— Begin PROVIDED ENTRIES —

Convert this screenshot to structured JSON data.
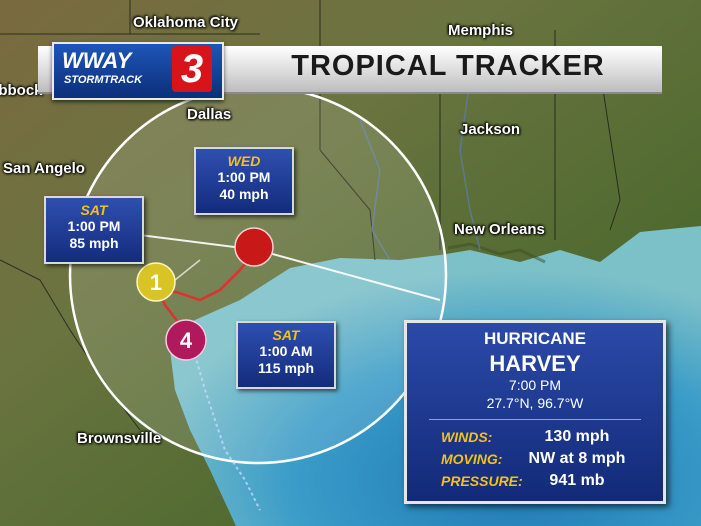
{
  "banner": {
    "title": "TROPICAL TRACKER",
    "logo_station": "WWAY",
    "logo_sub": "STORMTRACK",
    "logo_channel": "3"
  },
  "cities": [
    {
      "name": "Oklahoma City"
    },
    {
      "name": "Memphis"
    },
    {
      "name": "Lubbock"
    },
    {
      "name": "Dallas"
    },
    {
      "name": "Jackson"
    },
    {
      "name": "San Angelo"
    },
    {
      "name": "New Orleans"
    },
    {
      "name": "Brownsville"
    }
  ],
  "forecast_points": [
    {
      "day": "WED",
      "time": "1:00 PM",
      "speed": "40 mph"
    },
    {
      "day": "SAT",
      "time": "1:00 PM",
      "speed": "85 mph"
    },
    {
      "day": "SAT",
      "time": "1:00 AM",
      "speed": "115 mph"
    }
  ],
  "storm_icons": [
    {
      "category": "4",
      "color": "#b01a5c"
    },
    {
      "category": "1",
      "color": "#d8c424"
    },
    {
      "category": "",
      "color": "#c81818"
    }
  ],
  "storm_info": {
    "type": "HURRICANE",
    "name": "HARVEY",
    "time": "7:00 PM",
    "coords": "27.7°N, 96.7°W",
    "winds_label": "WINDS:",
    "winds": "130 mph",
    "moving_label": "MOVING:",
    "moving": "NW at 8 mph",
    "pressure_label": "PRESSURE:",
    "pressure": "941 mb"
  },
  "colors": {
    "land": "#5a6b3a",
    "water": "#2a8cb8",
    "cone": "#ffffff",
    "panel": "#1a3a90",
    "label_accent": "#f2c21a"
  }
}
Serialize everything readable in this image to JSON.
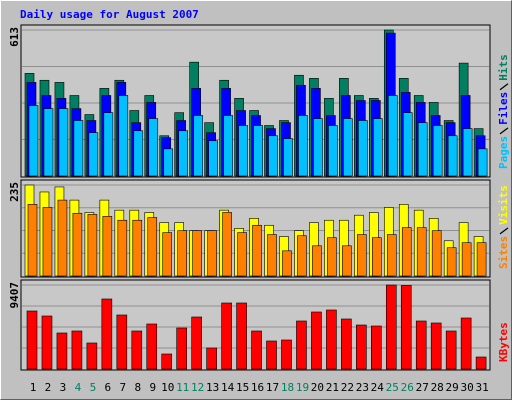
{
  "chart_data": [
    {
      "type": "bar",
      "title": "Daily usage for August 2007",
      "ylim": [
        0,
        613
      ],
      "yticks": [
        613
      ],
      "series": [
        {
          "name": "Hits",
          "color": "#008060",
          "values": [
            431,
            402,
            393,
            338,
            258,
            368,
            402,
            275,
            338,
            169,
            266,
            478,
            224,
            402,
            326,
            275,
            212,
            233,
            423,
            410,
            326,
            410,
            338,
            326,
            613,
            410,
            338,
            309,
            233,
            474,
            199
          ]
        },
        {
          "name": "Files",
          "color": "#0000ff",
          "values": [
            393,
            338,
            326,
            283,
            233,
            338,
            393,
            224,
            309,
            161,
            233,
            368,
            182,
            368,
            275,
            254,
            199,
            224,
            381,
            368,
            254,
            338,
            317,
            317,
            600,
            351,
            309,
            254,
            224,
            338,
            169
          ]
        },
        {
          "name": "Pages",
          "color": "#00c0ff",
          "values": [
            296,
            283,
            283,
            233,
            182,
            266,
            338,
            190,
            241,
            114,
            190,
            254,
            148,
            254,
            212,
            212,
            169,
            157,
            254,
            241,
            212,
            241,
            233,
            241,
            338,
            266,
            224,
            212,
            169,
            199,
            114
          ]
        }
      ]
    },
    {
      "type": "bar",
      "ylim": [
        0,
        235
      ],
      "yticks": [
        235
      ],
      "series": [
        {
          "name": "Visits",
          "color": "#ffff00",
          "values": [
            235,
            217,
            230,
            196,
            164,
            196,
            170,
            170,
            164,
            138,
            138,
            117,
            117,
            170,
            123,
            149,
            131,
            102,
            117,
            138,
            144,
            144,
            157,
            164,
            177,
            185,
            170,
            149,
            91,
            138,
            102
          ]
        },
        {
          "name": "Sites",
          "color": "#ff8000",
          "values": [
            185,
            177,
            196,
            162,
            159,
            154,
            144,
            144,
            151,
            112,
            117,
            117,
            117,
            164,
            112,
            131,
            107,
            65,
            104,
            78,
            99,
            78,
            107,
            99,
            107,
            125,
            125,
            117,
            73,
            86,
            86
          ]
        }
      ]
    },
    {
      "type": "bar",
      "ylim": [
        0,
        9407
      ],
      "yticks": [
        9407
      ],
      "series": [
        {
          "name": "KBytes",
          "color": "#ff0000",
          "values": [
            6496,
            5936,
            4032,
            4256,
            2912,
            7840,
            6048,
            4256,
            5040,
            1680,
            4592,
            5824,
            2352,
            7392,
            7392,
            4256,
            3136,
            3248,
            5376,
            6384,
            6608,
            5600,
            4928,
            4816,
            9407,
            9360,
            5376,
            5152,
            4256,
            5712,
            1344
          ]
        }
      ],
      "categories": [
        "1",
        "2",
        "3",
        "4",
        "5",
        "6",
        "7",
        "8",
        "9",
        "10",
        "11",
        "12",
        "13",
        "14",
        "15",
        "16",
        "17",
        "18",
        "19",
        "20",
        "21",
        "22",
        "23",
        "24",
        "25",
        "26",
        "27",
        "28",
        "29",
        "30",
        "31"
      ],
      "category_colors": [
        "#000000",
        "#000000",
        "#000000",
        "#008060",
        "#008060",
        "#000000",
        "#000000",
        "#000000",
        "#000000",
        "#000000",
        "#008060",
        "#008060",
        "#000000",
        "#000000",
        "#000000",
        "#000000",
        "#000000",
        "#008060",
        "#008060",
        "#000000",
        "#000000",
        "#000000",
        "#000000",
        "#000000",
        "#008060",
        "#008060",
        "#000000",
        "#000000",
        "#000000",
        "#000000",
        "#000000"
      ]
    }
  ]
}
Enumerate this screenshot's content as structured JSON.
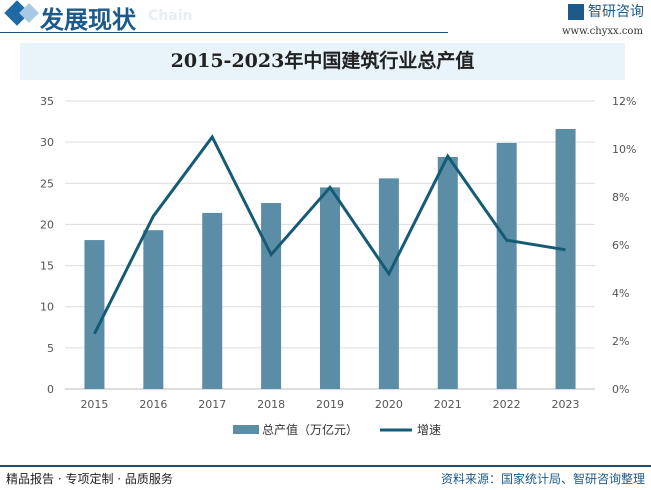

— End PROVIDED ENTRIES —

Using the material above, retype each entry exactly and omit the pictures.

# COMPLETED EXERCISE
Convert this screenshot to structured JSON data.
{
  "banner": {
    "title": "TROPICAL TRACKER",
    "logo_station": "WWAY",
    "logo_sub": "STORMTRACK",
    "logo_channel": "3"
  },
  "cities": [
    {
      "name": "Oklahoma City"
    },
    {
      "name": "Memphis"
    },
    {
      "name": "Lubbock"
    },
    {
      "name": "Dallas"
    },
    {
      "name": "Jackson"
    },
    {
      "name": "San Angelo"
    },
    {
      "name": "New Orleans"
    },
    {
      "name": "Brownsville"
    }
  ],
  "forecast_points": [
    {
      "day": "WED",
      "time": "1:00 PM",
      "speed": "40 mph"
    },
    {
      "day": "SAT",
      "time": "1:00 PM",
      "speed": "85 mph"
    },
    {
      "day": "SAT",
      "time": "1:00 AM",
      "speed": "115 mph"
    }
  ],
  "storm_icons": [
    {
      "category": "4",
      "color": "#b01a5c"
    },
    {
      "category": "1",
      "color": "#d8c424"
    },
    {
      "category": "",
      "color": "#c81818"
    }
  ],
  "storm_info": {
    "type": "HURRICANE",
    "name": "HARVEY",
    "time": "7:00 PM",
    "coords": "27.7°N, 96.7°W",
    "winds_label": "WINDS:",
    "winds": "130 mph",
    "moving_label": "MOVING:",
    "moving": "NW at 8 mph",
    "pressure_label": "PRESSURE:",
    "pressure": "941 mb"
  },
  "colors": {
    "land": "#5a6b3a",
    "water": "#2a8cb8",
    "cone": "#ffffff",
    "panel": "#1a3a90",
    "label_accent": "#f2c21a"
  }
}
Serialize everything readable in this image to JSON.
{
  "chart_data": [
    {
      "type": "bar",
      "title": "Daily usage for August 2007",
      "ylim": [
        0,
        613
      ],
      "yticks": [
        613
      ],
      "series": [
        {
          "name": "Hits",
          "color": "#008060",
          "values": [
            431,
            402,
            393,
            338,
            258,
            368,
            402,
            275,
            338,
            169,
            266,
            478,
            224,
            402,
            326,
            275,
            212,
            233,
            423,
            410,
            326,
            410,
            338,
            326,
            613,
            410,
            338,
            309,
            233,
            474,
            199
          ]
        },
        {
          "name": "Files",
          "color": "#0000ff",
          "values": [
            393,
            338,
            326,
            283,
            233,
            338,
            393,
            224,
            309,
            161,
            233,
            368,
            182,
            368,
            275,
            254,
            199,
            224,
            381,
            368,
            254,
            338,
            317,
            317,
            600,
            351,
            309,
            254,
            224,
            338,
            169
          ]
        },
        {
          "name": "Pages",
          "color": "#00c0ff",
          "values": [
            296,
            283,
            283,
            233,
            182,
            266,
            338,
            190,
            241,
            114,
            190,
            254,
            148,
            254,
            212,
            212,
            169,
            157,
            254,
            241,
            212,
            241,
            233,
            241,
            338,
            266,
            224,
            212,
            169,
            199,
            114
          ]
        }
      ]
    },
    {
      "type": "bar",
      "ylim": [
        0,
        235
      ],
      "yticks": [
        235
      ],
      "series": [
        {
          "name": "Visits",
          "color": "#ffff00",
          "values": [
            235,
            217,
            230,
            196,
            164,
            196,
            170,
            170,
            164,
            138,
            138,
            117,
            117,
            170,
            123,
            149,
            131,
            102,
            117,
            138,
            144,
            144,
            157,
            164,
            177,
            185,
            170,
            149,
            91,
            138,
            102
          ]
        },
        {
          "name": "Sites",
          "color": "#ff8000",
          "values": [
            185,
            177,
            196,
            162,
            159,
            154,
            144,
            144,
            151,
            112,
            117,
            117,
            117,
            164,
            112,
            131,
            107,
            65,
            104,
            78,
            99,
            78,
            107,
            99,
            107,
            125,
            125,
            117,
            73,
            86,
            86
          ]
        }
      ]
    },
    {
      "type": "bar",
      "ylim": [
        0,
        9407
      ],
      "yticks": [
        9407
      ],
      "series": [
        {
          "name": "KBytes",
          "color": "#ff0000",
          "values": [
            6496,
            5936,
            4032,
            4256,
            2912,
            7840,
            6048,
            4256,
            5040,
            1680,
            4592,
            5824,
            2352,
            7392,
            7392,
            4256,
            3136,
            3248,
            5376,
            6384,
            6608,
            5600,
            4928,
            4816,
            9407,
            9360,
            5376,
            5152,
            4256,
            5712,
            1344
          ]
        }
      ],
      "categories": [
        "1",
        "2",
        "3",
        "4",
        "5",
        "6",
        "7",
        "8",
        "9",
        "10",
        "11",
        "12",
        "13",
        "14",
        "15",
        "16",
        "17",
        "18",
        "19",
        "20",
        "21",
        "22",
        "23",
        "24",
        "25",
        "26",
        "27",
        "28",
        "29",
        "30",
        "31"
      ],
      "category_colors": [
        "#000000",
        "#000000",
        "#000000",
        "#008060",
        "#008060",
        "#000000",
        "#000000",
        "#000000",
        "#000000",
        "#000000",
        "#008060",
        "#008060",
        "#000000",
        "#000000",
        "#000000",
        "#000000",
        "#000000",
        "#008060",
        "#008060",
        "#000000",
        "#000000",
        "#000000",
        "#000000",
        "#000000",
        "#008060",
        "#008060",
        "#000000",
        "#000000",
        "#000000",
        "#000000",
        "#000000"
      ]
    }
  ]
}
Enumerate this screenshot's content as structured JSON.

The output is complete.